— BEGIN —
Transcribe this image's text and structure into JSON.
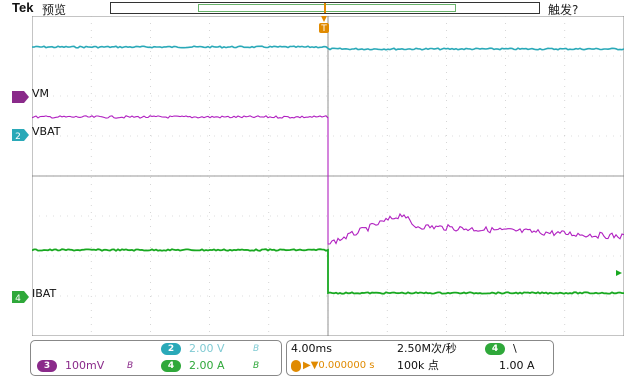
{
  "header": {
    "brand": "Tek",
    "mode": "预览",
    "trigger_status": "触发?"
  },
  "channels": [
    {
      "id": "1",
      "label": "VM",
      "color": "#8a2a8a"
    },
    {
      "id": "2",
      "label": "VBAT",
      "color": "#2aa9b8"
    },
    {
      "id": "4",
      "label": "IBAT",
      "color": "#2fa83a"
    }
  ],
  "trigger_marker": "T",
  "footer": {
    "ch2_badge": "2",
    "ch2_scale": "2.00 V",
    "ch3_badge": "3",
    "ch3_scale": "100mV",
    "ch4_badge": "4",
    "ch4_scale": "2.00 A",
    "bw_symbol": "B",
    "bw_symbol2": "B",
    "bw_symbol3": "B",
    "timebase": "4.00ms",
    "sample_rate": "2.50M次/秒",
    "trigger_pos": "▶▼0.000000 s",
    "record_length": "100k 点",
    "trig_badge": "4",
    "trig_slope": "\\",
    "trig_level": "1.00 A"
  },
  "colors": {
    "vbat": "#2aa9b8",
    "vm": "#b01fc0",
    "ibat": "#18a820",
    "trigger": "#e08a00"
  }
}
— END —
* _BRIEF_
Copy the material exactly. Do not include the pictures.

* _WRITTEN SOLUTION_
Transcribe this image's text and structure into JSON.
{
  "header": {
    "brand": "Tek",
    "mode": "预览",
    "trigger_status": "触发?"
  },
  "channels": [
    {
      "id": "1",
      "label": "VM",
      "color": "#8a2a8a"
    },
    {
      "id": "2",
      "label": "VBAT",
      "color": "#2aa9b8"
    },
    {
      "id": "4",
      "label": "IBAT",
      "color": "#2fa83a"
    }
  ],
  "trigger_marker": "T",
  "footer": {
    "ch2_badge": "2",
    "ch2_scale": "2.00 V",
    "ch3_badge": "3",
    "ch3_scale": "100mV",
    "ch4_badge": "4",
    "ch4_scale": "2.00 A",
    "bw_symbol": "B",
    "bw_symbol2": "B",
    "bw_symbol3": "B",
    "timebase": "4.00ms",
    "sample_rate": "2.50M次/秒",
    "trigger_pos": "▶▼0.000000 s",
    "record_length": "100k 点",
    "trig_badge": "4",
    "trig_slope": "\\",
    "trig_level": "1.00 A"
  },
  "colors": {
    "vbat": "#2aa9b8",
    "vm": "#b01fc0",
    "ibat": "#18a820",
    "trigger": "#e08a00"
  }
}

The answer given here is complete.